Select every line holding the word "symbol" and copy it.

++++ DATASET RECORDS

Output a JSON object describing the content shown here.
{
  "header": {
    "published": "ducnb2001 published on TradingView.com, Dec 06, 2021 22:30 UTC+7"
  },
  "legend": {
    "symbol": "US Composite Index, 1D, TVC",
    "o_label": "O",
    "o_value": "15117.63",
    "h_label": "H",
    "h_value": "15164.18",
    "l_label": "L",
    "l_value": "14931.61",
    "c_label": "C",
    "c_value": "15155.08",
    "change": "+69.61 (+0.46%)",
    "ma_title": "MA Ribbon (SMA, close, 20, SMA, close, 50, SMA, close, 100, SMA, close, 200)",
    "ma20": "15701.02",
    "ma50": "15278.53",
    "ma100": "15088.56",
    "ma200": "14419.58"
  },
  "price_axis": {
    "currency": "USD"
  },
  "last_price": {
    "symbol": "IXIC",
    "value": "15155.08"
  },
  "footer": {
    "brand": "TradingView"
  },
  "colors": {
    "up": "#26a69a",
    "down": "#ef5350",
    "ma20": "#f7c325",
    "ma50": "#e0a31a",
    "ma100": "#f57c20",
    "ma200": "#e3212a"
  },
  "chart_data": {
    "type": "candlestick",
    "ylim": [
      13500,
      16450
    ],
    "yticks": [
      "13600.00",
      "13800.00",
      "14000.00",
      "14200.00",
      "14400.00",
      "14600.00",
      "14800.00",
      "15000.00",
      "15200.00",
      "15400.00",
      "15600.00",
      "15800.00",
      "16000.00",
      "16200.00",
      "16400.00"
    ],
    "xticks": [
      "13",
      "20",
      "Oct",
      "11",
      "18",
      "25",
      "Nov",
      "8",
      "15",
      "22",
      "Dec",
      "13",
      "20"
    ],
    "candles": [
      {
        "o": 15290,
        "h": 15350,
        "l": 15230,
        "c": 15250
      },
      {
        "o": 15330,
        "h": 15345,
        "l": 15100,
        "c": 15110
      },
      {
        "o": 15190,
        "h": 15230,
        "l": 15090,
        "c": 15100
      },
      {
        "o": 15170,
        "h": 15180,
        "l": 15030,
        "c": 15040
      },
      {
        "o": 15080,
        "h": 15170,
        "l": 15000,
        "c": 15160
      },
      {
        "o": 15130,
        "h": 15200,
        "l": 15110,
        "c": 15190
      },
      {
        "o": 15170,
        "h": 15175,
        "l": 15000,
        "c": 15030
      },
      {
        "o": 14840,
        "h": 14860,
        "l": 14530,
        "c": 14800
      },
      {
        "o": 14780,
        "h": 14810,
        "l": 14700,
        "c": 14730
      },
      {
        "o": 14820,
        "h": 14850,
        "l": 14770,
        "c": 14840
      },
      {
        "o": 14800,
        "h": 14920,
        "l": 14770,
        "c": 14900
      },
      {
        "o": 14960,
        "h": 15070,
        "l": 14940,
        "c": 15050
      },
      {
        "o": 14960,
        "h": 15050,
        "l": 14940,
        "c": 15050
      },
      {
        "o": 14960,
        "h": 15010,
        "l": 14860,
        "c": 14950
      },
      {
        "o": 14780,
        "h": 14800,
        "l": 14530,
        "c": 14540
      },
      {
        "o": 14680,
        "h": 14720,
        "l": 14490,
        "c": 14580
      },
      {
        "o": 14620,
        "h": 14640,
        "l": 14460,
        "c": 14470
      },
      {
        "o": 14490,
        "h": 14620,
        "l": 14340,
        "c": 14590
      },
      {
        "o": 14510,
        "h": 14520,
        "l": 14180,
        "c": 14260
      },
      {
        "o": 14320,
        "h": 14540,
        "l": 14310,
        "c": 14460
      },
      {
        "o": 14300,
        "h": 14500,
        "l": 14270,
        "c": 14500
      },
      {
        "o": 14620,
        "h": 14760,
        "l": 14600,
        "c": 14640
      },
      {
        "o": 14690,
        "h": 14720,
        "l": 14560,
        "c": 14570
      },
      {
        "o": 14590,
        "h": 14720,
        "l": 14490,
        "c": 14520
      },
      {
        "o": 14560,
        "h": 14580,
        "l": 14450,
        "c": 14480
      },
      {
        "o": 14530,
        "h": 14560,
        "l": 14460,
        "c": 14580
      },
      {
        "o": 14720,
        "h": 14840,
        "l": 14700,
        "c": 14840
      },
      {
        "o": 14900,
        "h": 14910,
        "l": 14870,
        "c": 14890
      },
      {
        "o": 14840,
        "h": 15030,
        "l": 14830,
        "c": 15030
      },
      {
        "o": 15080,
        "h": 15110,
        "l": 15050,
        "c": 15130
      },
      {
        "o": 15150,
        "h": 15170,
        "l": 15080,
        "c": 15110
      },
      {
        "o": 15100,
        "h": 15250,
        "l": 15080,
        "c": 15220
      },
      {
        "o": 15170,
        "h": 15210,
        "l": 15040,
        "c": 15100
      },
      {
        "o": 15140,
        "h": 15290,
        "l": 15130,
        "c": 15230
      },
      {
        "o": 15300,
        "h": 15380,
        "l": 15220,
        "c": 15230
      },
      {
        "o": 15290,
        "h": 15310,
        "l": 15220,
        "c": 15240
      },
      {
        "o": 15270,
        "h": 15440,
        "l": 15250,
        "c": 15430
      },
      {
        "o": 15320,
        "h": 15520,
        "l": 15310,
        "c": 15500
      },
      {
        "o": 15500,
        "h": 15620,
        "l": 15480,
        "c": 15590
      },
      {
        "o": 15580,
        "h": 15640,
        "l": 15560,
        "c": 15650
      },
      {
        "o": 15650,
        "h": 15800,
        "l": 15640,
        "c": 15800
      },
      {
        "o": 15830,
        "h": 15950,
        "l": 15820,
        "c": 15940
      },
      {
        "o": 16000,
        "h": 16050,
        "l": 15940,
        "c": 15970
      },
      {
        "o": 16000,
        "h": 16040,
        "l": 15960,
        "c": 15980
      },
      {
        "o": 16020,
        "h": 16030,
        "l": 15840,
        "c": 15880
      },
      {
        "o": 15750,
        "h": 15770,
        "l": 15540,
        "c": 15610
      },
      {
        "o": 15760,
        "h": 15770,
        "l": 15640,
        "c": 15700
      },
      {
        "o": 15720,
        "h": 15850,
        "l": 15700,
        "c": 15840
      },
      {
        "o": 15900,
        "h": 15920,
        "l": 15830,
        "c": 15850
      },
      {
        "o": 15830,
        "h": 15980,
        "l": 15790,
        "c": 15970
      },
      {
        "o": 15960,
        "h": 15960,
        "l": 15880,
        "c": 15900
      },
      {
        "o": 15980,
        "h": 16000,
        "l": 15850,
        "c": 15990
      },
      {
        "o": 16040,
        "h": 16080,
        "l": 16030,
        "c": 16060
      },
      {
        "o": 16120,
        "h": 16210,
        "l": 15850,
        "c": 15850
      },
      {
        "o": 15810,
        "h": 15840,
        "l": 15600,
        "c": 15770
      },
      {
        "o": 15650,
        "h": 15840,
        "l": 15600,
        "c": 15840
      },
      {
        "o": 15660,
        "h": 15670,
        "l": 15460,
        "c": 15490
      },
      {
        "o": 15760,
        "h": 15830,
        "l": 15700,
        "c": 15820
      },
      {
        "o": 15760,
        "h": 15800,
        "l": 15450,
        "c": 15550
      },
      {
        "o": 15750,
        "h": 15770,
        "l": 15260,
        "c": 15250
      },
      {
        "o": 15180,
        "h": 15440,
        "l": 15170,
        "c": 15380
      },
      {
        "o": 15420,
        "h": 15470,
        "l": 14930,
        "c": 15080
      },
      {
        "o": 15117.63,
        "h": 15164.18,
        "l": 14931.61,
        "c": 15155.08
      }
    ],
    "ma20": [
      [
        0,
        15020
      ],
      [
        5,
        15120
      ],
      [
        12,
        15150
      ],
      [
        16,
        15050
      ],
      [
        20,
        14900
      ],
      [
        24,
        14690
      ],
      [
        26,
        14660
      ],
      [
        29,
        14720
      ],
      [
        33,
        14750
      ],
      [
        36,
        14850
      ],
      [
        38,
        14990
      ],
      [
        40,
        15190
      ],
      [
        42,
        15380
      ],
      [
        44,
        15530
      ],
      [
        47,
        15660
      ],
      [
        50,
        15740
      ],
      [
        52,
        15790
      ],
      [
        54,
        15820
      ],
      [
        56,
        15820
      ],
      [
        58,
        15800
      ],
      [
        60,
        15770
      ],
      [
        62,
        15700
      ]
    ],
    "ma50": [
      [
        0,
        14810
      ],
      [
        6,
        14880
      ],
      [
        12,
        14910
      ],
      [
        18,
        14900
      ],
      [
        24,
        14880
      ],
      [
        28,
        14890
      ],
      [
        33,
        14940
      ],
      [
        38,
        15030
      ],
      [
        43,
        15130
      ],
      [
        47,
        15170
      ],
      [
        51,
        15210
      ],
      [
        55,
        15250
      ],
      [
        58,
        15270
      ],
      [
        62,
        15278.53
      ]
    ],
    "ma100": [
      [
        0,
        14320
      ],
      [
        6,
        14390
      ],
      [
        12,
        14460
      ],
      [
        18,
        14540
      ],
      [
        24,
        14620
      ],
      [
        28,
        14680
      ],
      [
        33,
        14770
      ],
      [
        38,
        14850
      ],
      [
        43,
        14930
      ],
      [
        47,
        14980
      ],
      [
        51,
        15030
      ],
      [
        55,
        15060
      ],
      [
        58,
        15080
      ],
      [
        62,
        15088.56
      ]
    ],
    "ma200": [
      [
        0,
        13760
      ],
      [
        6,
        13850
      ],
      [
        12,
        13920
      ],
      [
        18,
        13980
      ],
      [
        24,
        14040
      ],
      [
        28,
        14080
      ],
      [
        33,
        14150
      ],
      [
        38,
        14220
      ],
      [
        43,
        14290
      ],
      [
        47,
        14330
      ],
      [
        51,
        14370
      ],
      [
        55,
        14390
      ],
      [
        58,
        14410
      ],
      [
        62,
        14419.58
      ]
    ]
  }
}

++++++++

EXPECTED OUTPUT:
    "symbol": "US Composite Index, 1D, TVC",
    "symbol": "IXIC",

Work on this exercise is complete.